> [STATED PROBLEM]
Output the records exactly as they appear, with no pictures included.

[Start DATA IN THIS EXERCISE]

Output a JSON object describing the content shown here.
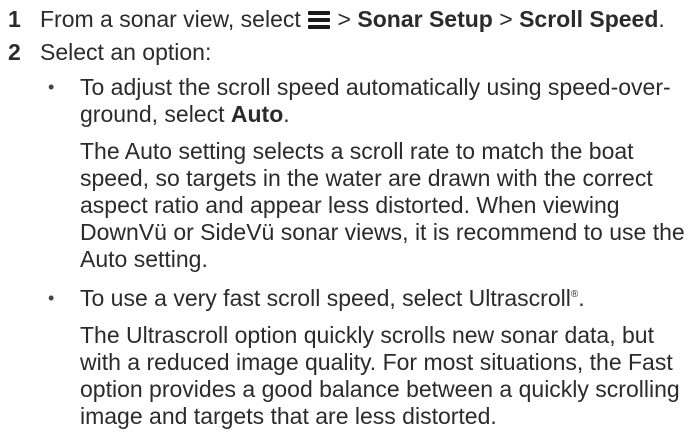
{
  "steps": [
    {
      "number": "1",
      "text_before_icon": "From a sonar view, select",
      "icon": "menu-icon",
      "separator_1": " > ",
      "menu_1": "Sonar Setup",
      "separator_2": " > ",
      "menu_2": "Scroll Speed",
      "end": "."
    },
    {
      "number": "2",
      "text": "Select an option:"
    }
  ],
  "options": [
    {
      "bullet": "•",
      "intro_before": "To adjust the scroll speed automatically using speed-over-ground, select ",
      "intro_bold": "Auto",
      "intro_after": ".",
      "description": "The Auto setting selects a scroll rate to match the boat speed, so targets in the water are drawn with the correct aspect ratio and appear less distorted. When viewing DownVü or SideVü sonar views, it is recommend to use the Auto setting."
    },
    {
      "bullet": "•",
      "intro_before": "To use a very fast scroll speed, select Ultrascroll",
      "intro_sup": "®",
      "intro_after": ".",
      "description": "The Ultrascroll option quickly scrolls new sonar data, but with a reduced image quality. For most situations, the Fast option provides a good balance between a quickly scrolling image and targets that are less distorted."
    }
  ]
}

[End DATA IN THIS EXERCISE]

> [PROBLEM SOLUTION]
Output a JSON object describing the content shown here.
{
  "steps": [
    {
      "number": "1",
      "text_before_icon": "From a sonar view, select",
      "icon": "menu-icon",
      "separator_1": " > ",
      "menu_1": "Sonar Setup",
      "separator_2": " > ",
      "menu_2": "Scroll Speed",
      "end": "."
    },
    {
      "number": "2",
      "text": "Select an option:"
    }
  ],
  "options": [
    {
      "bullet": "•",
      "intro_before": "To adjust the scroll speed automatically using speed-over-ground, select ",
      "intro_bold": "Auto",
      "intro_after": ".",
      "description": "The Auto setting selects a scroll rate to match the boat speed, so targets in the water are drawn with the correct aspect ratio and appear less distorted. When viewing DownVü or SideVü sonar views, it is recommend to use the Auto setting."
    },
    {
      "bullet": "•",
      "intro_before": "To use a very fast scroll speed, select Ultrascroll",
      "intro_sup": "®",
      "intro_after": ".",
      "description": "The Ultrascroll option quickly scrolls new sonar data, but with a reduced image quality. For most situations, the Fast option provides a good balance between a quickly scrolling image and targets that are less distorted."
    }
  ]
}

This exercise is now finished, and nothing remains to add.